*Data records*
┄┄┄┄┄┄┄┄┄┄┄┄┄┄┄┄┄┄┄┄

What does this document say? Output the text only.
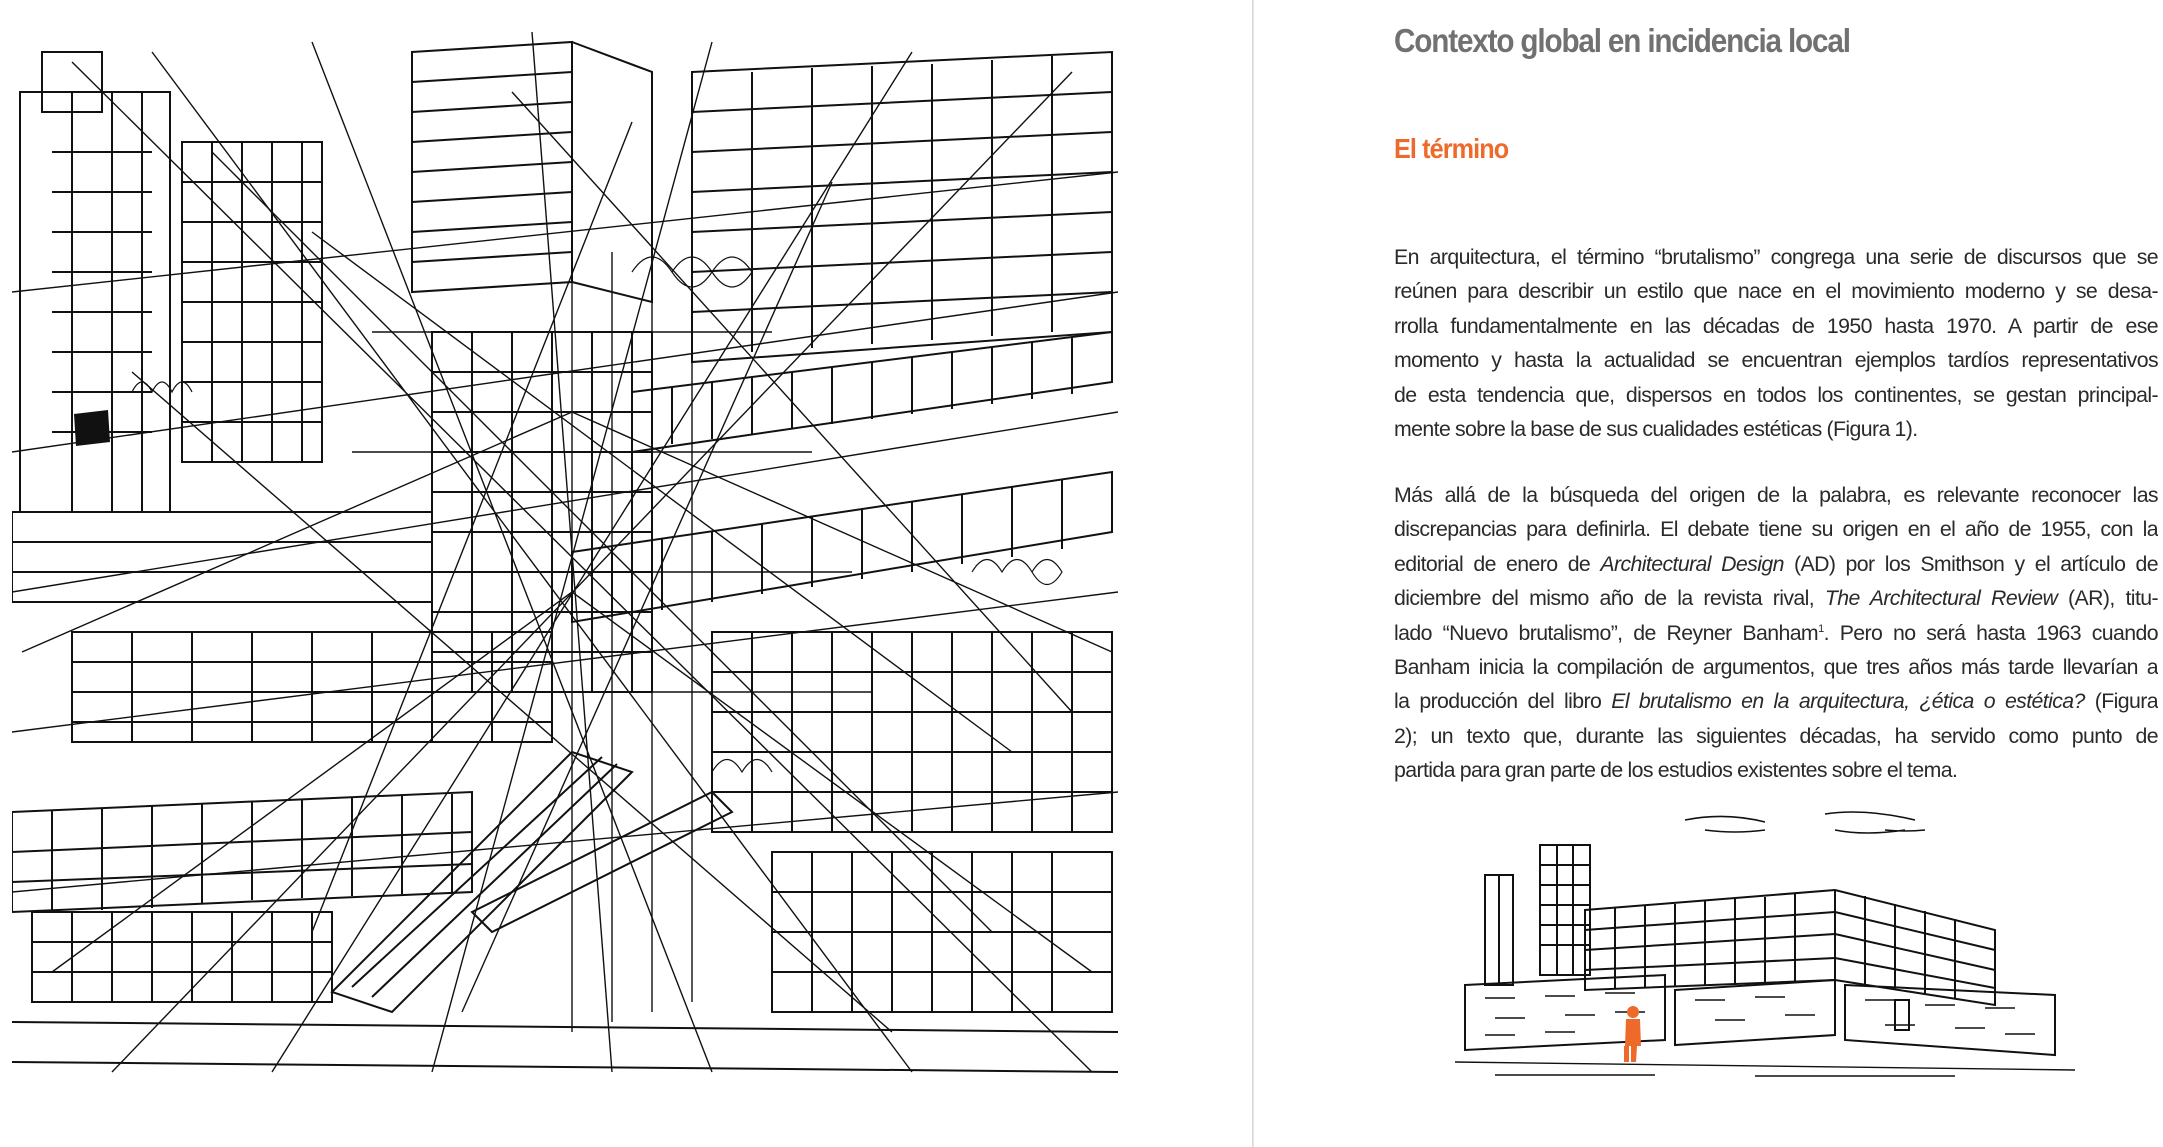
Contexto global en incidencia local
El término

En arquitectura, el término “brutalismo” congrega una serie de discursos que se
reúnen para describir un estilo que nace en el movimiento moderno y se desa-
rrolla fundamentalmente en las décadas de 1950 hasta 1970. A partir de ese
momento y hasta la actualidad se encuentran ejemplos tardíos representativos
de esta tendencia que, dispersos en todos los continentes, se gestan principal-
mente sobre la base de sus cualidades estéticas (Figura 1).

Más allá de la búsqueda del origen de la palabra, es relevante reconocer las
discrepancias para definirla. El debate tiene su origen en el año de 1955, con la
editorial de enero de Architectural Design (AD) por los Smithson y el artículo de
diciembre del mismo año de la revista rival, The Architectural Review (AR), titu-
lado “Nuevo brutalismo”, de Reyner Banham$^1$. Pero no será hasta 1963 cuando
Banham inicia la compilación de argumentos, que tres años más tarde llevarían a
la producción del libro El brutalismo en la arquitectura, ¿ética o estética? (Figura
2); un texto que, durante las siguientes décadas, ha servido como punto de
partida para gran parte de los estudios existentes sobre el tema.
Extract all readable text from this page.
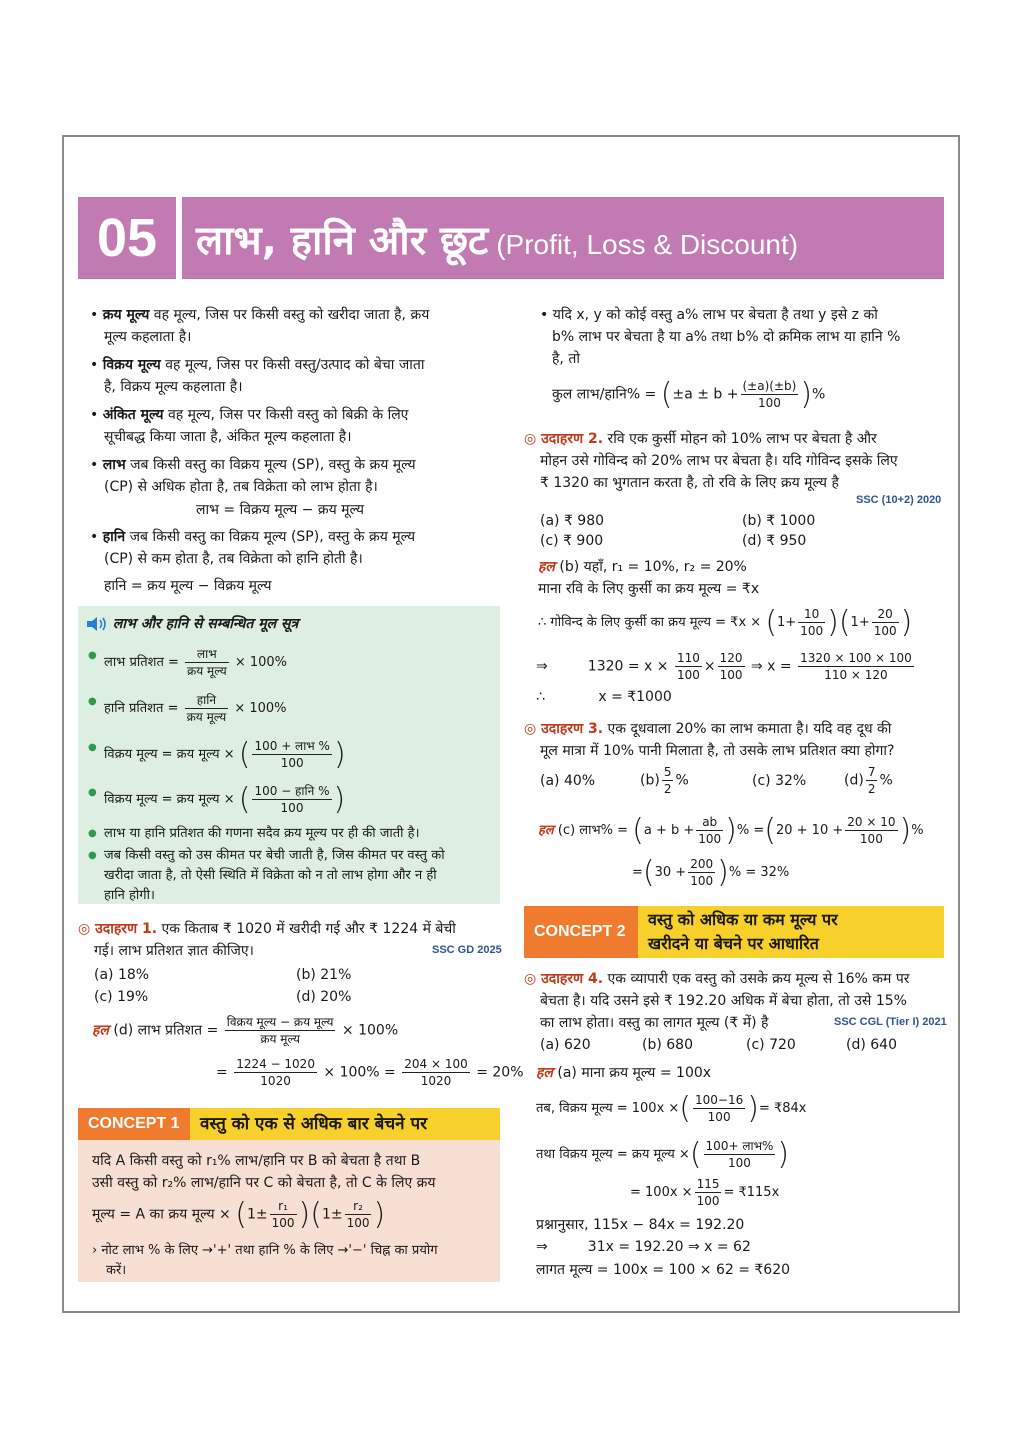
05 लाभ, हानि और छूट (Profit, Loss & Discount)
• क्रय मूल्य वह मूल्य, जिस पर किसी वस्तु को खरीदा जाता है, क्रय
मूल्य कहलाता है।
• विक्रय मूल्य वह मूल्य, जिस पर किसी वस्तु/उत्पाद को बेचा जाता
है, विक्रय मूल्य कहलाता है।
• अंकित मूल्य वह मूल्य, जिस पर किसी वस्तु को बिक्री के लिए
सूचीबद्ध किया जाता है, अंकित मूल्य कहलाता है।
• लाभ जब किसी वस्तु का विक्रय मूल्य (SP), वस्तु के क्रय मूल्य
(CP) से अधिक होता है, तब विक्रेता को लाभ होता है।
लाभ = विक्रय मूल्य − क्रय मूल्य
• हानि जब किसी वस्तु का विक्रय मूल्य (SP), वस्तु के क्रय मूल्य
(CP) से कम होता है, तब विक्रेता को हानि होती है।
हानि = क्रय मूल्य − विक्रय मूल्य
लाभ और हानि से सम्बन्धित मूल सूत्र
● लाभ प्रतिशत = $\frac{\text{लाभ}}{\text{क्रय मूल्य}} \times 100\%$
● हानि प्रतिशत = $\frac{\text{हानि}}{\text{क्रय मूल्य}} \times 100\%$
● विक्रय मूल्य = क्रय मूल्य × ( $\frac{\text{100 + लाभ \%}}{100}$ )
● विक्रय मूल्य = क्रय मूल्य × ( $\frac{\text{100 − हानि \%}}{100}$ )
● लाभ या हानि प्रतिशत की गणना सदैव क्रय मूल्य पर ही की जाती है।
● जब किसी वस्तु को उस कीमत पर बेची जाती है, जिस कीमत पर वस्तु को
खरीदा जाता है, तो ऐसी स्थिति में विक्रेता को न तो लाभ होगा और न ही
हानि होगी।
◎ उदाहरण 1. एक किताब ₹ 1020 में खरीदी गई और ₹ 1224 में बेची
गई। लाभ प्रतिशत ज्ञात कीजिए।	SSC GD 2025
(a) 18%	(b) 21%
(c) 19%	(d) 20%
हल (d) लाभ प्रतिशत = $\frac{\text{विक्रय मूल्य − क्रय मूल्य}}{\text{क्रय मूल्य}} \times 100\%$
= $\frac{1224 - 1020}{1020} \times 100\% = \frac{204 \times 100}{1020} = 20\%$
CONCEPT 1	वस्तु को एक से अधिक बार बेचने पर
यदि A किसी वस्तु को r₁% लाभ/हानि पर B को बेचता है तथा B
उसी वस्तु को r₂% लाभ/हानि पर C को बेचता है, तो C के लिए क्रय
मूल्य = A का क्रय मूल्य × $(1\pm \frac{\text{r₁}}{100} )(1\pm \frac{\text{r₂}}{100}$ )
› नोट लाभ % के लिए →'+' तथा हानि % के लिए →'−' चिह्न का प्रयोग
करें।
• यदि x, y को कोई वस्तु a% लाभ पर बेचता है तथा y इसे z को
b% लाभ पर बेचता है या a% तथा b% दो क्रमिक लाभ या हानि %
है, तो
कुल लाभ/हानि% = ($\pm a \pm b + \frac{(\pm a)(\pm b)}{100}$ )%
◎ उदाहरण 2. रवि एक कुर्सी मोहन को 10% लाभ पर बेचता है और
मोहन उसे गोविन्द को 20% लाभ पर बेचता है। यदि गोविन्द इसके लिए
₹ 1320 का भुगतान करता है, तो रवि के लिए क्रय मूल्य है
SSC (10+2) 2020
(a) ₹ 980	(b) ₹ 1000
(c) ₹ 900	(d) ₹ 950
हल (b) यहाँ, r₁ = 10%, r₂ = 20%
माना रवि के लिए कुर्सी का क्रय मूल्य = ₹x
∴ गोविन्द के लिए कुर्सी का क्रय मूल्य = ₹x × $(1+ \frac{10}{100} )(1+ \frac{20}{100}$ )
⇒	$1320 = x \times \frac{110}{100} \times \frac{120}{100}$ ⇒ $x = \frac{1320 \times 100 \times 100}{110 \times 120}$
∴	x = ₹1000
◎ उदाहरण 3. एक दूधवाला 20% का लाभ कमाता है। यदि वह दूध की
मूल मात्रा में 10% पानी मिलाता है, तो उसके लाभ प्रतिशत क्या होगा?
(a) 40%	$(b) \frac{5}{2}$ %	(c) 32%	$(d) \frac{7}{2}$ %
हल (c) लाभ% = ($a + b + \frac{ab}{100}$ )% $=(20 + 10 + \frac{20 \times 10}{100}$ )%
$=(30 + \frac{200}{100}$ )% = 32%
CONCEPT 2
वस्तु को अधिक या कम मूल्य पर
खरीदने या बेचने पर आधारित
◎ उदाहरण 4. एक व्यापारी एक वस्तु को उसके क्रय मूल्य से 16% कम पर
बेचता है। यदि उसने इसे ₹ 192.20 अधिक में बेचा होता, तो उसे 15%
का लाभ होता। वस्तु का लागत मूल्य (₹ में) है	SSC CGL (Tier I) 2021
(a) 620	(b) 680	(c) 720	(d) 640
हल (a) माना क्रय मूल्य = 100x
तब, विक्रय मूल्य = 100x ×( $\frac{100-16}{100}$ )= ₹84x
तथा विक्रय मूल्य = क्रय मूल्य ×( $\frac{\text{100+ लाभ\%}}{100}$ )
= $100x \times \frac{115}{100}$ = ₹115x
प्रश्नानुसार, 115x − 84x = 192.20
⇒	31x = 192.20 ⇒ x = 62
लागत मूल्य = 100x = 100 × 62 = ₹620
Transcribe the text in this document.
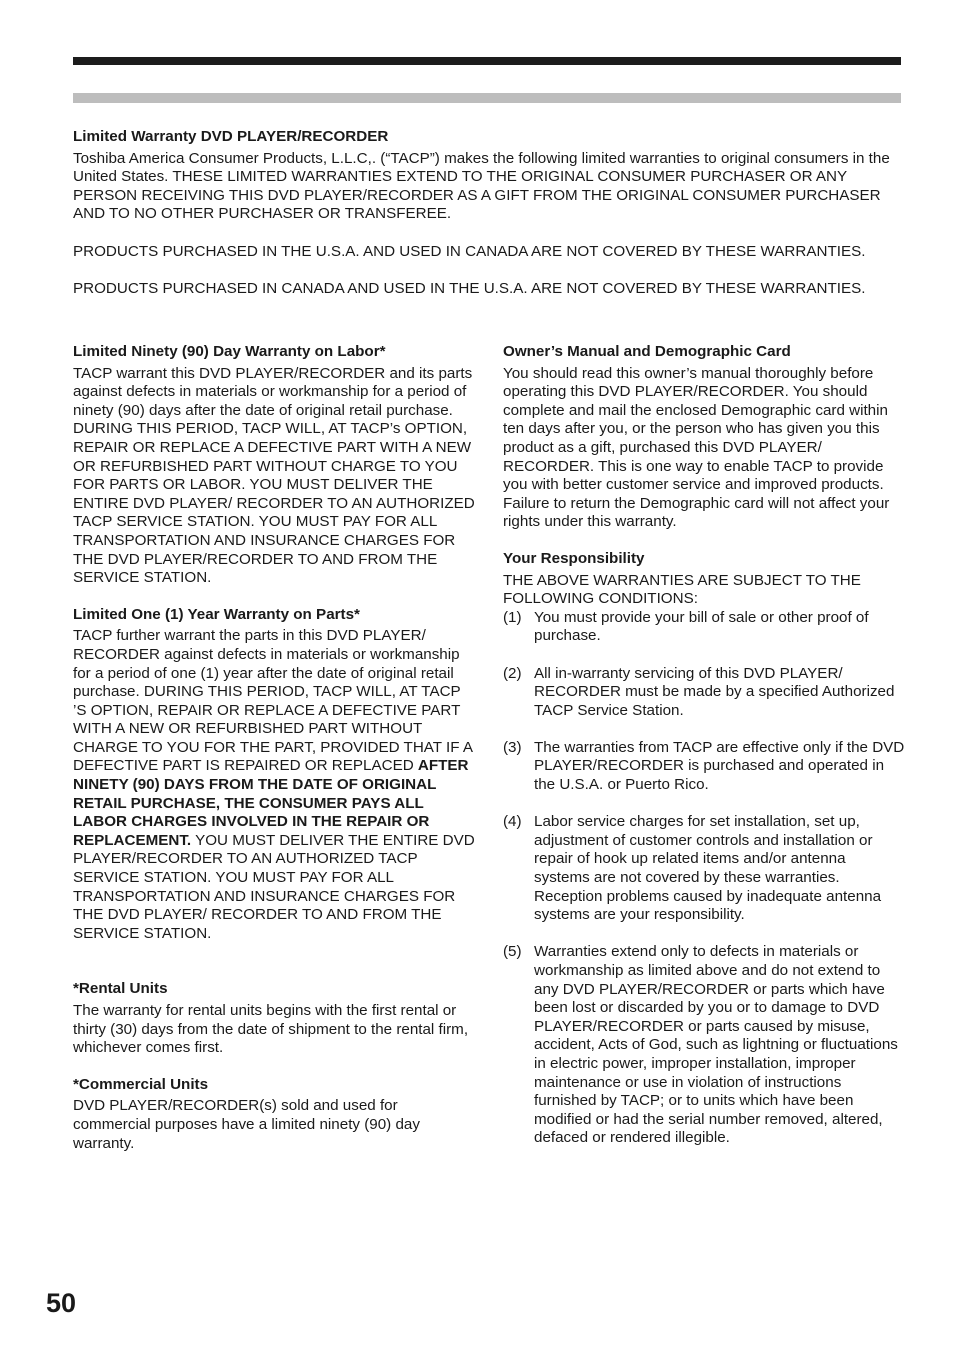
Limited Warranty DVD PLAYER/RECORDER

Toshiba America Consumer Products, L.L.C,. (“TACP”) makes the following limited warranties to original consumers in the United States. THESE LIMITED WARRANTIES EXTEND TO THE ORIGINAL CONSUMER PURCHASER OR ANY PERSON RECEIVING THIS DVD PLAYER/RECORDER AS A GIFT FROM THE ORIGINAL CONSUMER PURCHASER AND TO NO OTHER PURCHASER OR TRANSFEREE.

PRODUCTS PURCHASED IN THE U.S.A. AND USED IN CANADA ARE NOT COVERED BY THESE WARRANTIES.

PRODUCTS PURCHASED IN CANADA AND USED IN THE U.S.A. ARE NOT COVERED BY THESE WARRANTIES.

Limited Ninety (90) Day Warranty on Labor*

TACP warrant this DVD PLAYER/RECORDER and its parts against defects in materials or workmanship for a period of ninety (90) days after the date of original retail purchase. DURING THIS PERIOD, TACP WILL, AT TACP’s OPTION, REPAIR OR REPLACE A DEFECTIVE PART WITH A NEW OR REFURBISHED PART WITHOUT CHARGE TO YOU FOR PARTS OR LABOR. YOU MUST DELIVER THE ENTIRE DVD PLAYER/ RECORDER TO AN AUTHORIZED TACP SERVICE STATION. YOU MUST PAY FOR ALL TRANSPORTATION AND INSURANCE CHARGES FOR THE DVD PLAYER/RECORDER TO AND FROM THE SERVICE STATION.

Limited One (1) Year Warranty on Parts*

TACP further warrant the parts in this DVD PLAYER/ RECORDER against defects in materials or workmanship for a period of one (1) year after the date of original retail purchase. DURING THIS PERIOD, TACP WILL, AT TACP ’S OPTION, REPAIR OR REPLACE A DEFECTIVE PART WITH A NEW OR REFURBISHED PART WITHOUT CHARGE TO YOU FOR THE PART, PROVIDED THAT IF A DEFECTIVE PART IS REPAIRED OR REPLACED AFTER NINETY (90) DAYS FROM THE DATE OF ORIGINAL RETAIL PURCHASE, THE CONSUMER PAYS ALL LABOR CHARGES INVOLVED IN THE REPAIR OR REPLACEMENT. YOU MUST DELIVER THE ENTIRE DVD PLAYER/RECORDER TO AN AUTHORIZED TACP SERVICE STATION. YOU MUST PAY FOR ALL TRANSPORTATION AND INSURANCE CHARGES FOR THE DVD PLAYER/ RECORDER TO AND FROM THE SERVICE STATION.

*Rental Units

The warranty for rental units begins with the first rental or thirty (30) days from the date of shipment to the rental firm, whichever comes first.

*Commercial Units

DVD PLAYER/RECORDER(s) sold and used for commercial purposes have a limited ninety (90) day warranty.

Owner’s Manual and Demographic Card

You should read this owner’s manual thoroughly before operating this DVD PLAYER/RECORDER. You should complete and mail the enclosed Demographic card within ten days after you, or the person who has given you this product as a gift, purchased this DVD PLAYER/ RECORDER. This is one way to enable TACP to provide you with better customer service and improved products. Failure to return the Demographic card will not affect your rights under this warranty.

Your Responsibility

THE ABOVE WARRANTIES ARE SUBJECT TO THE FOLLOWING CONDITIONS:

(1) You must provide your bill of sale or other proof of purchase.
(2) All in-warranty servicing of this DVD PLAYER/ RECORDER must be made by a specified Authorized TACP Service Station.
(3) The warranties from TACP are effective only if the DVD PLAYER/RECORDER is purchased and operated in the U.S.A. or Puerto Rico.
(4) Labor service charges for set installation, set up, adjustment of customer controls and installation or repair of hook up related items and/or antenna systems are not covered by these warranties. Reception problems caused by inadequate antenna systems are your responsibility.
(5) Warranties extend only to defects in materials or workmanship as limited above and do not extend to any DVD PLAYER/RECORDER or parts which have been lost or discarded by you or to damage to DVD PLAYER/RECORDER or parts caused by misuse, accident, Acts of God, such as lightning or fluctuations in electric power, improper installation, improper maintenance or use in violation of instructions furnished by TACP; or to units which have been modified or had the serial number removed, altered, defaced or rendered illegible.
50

┄┄┄┄┄┄┄┄┄┄┄┄┄┄┄┄┄┄┄┄

Identify and extract each line of the listing that contains "have".

*Written response*
DVD PLAYER/RECORDER(s) sold and used for commercial purposes have a limited ninety (90) day warranty.
(5) Warranties extend only to defects in materials or workmanship as limited above and do not extend to any DVD PLAYER/RECORDER or parts which have been lost or discarded by you or to damage to DVD PLAYER/RECORDER or parts caused by misuse, accident, Acts of God, such as lightning or fluctuations in electric power, improper installation, improper maintenance or use in violation of instructions furnished by TACP; or to units which have been modified or had the serial number removed, altered, defaced or rendered illegible.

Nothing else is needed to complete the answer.